Aim of the task =>
Below are records to be output exactly, every one of them.

Dataset records:
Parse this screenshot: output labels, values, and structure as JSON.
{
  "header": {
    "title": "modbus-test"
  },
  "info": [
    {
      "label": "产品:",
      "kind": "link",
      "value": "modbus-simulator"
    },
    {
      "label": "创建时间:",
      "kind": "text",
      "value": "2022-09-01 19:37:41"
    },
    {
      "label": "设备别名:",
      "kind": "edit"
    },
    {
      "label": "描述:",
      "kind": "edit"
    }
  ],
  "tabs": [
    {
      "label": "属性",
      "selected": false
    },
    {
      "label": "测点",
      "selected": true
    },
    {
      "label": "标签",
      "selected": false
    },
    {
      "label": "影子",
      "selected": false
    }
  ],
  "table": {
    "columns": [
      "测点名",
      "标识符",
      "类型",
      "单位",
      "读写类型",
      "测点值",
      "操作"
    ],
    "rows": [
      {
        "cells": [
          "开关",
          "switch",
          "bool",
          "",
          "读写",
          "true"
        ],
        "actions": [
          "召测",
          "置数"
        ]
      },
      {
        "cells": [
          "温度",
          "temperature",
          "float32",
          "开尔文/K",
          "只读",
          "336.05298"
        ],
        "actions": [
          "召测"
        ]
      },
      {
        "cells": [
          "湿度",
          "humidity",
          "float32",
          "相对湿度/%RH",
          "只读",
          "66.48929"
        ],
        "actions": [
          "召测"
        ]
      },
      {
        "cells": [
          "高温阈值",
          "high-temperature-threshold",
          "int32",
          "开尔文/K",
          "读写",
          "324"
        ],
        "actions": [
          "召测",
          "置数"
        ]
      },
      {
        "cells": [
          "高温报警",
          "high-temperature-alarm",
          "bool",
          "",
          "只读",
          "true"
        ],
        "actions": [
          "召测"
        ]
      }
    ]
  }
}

Complete answer =>
Parse this screenshot: output labels, values, and structure as JSON.
{
  "header": {
    "title": "modbus-test"
  },
  "info": [
    {
      "label": "产品:",
      "kind": "link",
      "value": "modbus-simulator"
    },
    {
      "label": "创建时间:",
      "kind": "text",
      "value": "2022-09-01 19:37:41"
    },
    {
      "label": "设备别名:",
      "kind": "edit"
    },
    {
      "label": "描述:",
      "kind": "edit"
    }
  ],
  "tabs": [
    {
      "label": "属性",
      "selected": false
    },
    {
      "label": "测点",
      "selected": true
    },
    {
      "label": "标签",
      "selected": false
    },
    {
      "label": "影子",
      "selected": false
    }
  ],
  "table": {
    "columns": [
      "测点名",
      "标识符",
      "类型",
      "单位",
      "读写类型",
      "测点值",
      "操作"
    ],
    "rows": [
      {
        "cells": [
          "开关",
          "switch",
          "bool",
          "",
          "读写",
          "true"
        ],
        "actions": [
          "召测",
          "置数"
        ]
      },
      {
        "cells": [
          "温度",
          "temperature",
          "float32",
          "开尔文/K",
          "只读",
          "336.05298"
        ],
        "actions": [
          "召测"
        ]
      },
      {
        "cells": [
          "湿度",
          "humidity",
          "float32",
          "相对湿度/%RH",
          "只读",
          "66.48929"
        ],
        "actions": [
          "召测"
        ]
      },
      {
        "cells": [
          "高温阈值",
          "high-temperature-threshold",
          "int32",
          "开尔文/K",
          "读写",
          "324"
        ],
        "actions": [
          "召测",
          "置数"
        ]
      },
      {
        "cells": [
          "高温报警",
          "high-temperature-alarm",
          "bool",
          "",
          "只读",
          "true"
        ],
        "actions": [
          "召测"
        ]
      }
    ]
  }
}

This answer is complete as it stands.